++++ GIVEN DATA

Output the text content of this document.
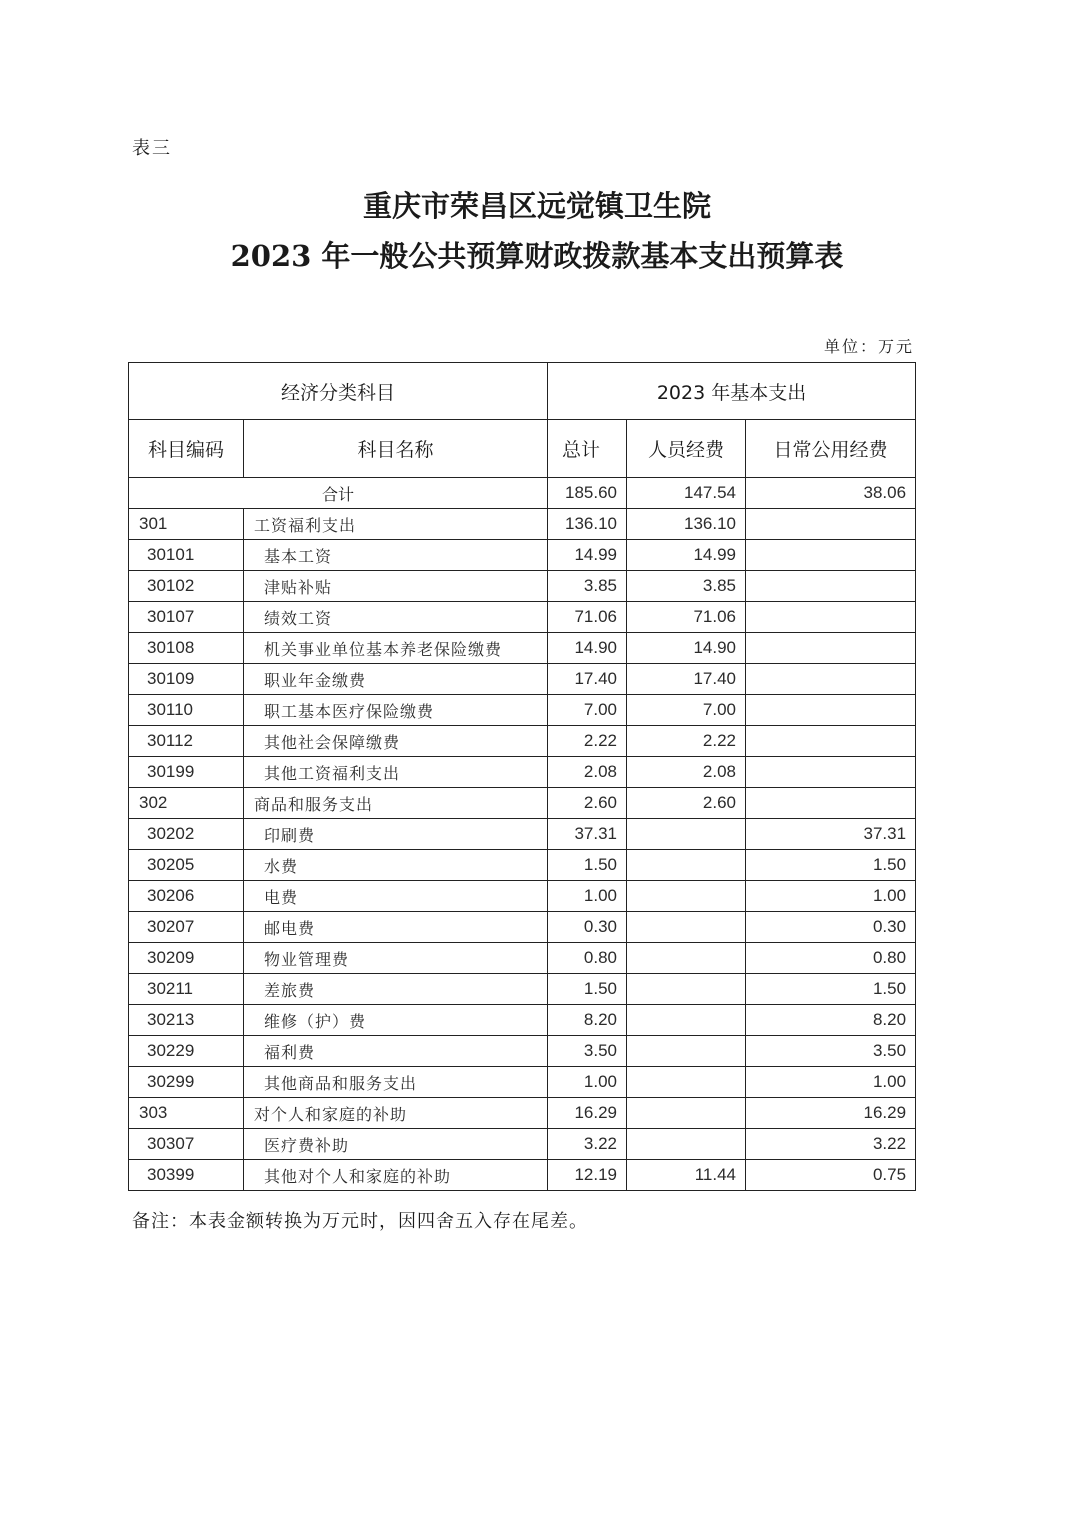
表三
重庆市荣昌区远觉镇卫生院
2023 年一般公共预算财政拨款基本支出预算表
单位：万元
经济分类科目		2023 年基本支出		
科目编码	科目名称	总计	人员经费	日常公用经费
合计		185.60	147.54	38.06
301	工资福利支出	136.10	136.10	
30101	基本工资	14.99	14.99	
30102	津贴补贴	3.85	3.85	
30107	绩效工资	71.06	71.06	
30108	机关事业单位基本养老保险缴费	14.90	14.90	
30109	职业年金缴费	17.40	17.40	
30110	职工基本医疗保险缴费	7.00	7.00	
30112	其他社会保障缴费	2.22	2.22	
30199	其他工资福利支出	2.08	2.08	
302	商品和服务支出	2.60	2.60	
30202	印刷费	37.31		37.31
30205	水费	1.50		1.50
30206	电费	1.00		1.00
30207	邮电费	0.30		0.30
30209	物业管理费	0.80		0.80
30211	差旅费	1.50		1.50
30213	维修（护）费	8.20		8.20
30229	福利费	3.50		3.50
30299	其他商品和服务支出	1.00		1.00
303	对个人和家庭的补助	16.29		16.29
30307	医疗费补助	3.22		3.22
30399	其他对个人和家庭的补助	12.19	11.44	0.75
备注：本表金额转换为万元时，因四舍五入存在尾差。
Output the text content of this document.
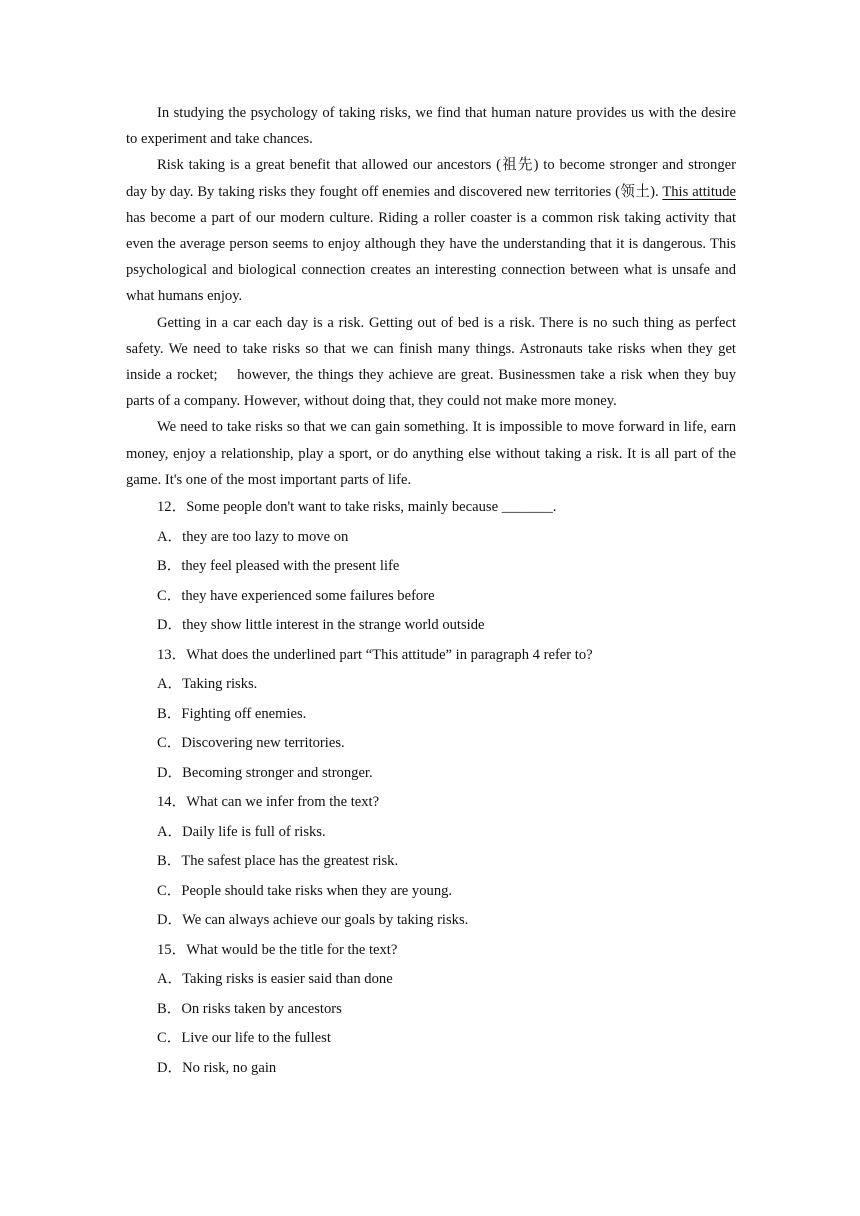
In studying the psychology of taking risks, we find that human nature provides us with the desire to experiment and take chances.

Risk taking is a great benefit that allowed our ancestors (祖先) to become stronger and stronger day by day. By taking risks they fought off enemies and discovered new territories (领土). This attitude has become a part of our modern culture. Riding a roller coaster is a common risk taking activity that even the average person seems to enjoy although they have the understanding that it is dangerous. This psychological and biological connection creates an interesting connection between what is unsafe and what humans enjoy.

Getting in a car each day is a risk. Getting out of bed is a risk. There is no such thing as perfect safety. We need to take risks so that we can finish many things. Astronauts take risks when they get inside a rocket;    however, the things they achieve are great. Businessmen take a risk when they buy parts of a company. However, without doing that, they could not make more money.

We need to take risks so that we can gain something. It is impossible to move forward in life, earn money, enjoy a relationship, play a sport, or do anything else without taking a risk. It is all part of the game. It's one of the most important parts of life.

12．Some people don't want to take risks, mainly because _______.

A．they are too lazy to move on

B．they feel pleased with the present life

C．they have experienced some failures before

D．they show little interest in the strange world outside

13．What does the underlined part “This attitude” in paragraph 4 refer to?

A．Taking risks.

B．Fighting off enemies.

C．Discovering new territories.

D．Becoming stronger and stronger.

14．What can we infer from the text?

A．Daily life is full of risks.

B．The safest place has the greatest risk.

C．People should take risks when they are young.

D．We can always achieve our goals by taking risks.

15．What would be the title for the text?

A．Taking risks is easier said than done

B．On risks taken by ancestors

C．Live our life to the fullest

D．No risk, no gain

++++++++

▸ **TO DO**
In the entries above, find the lines containing the word "life" and say how many there are, with no other words.

▸ **TASK RESULT**
4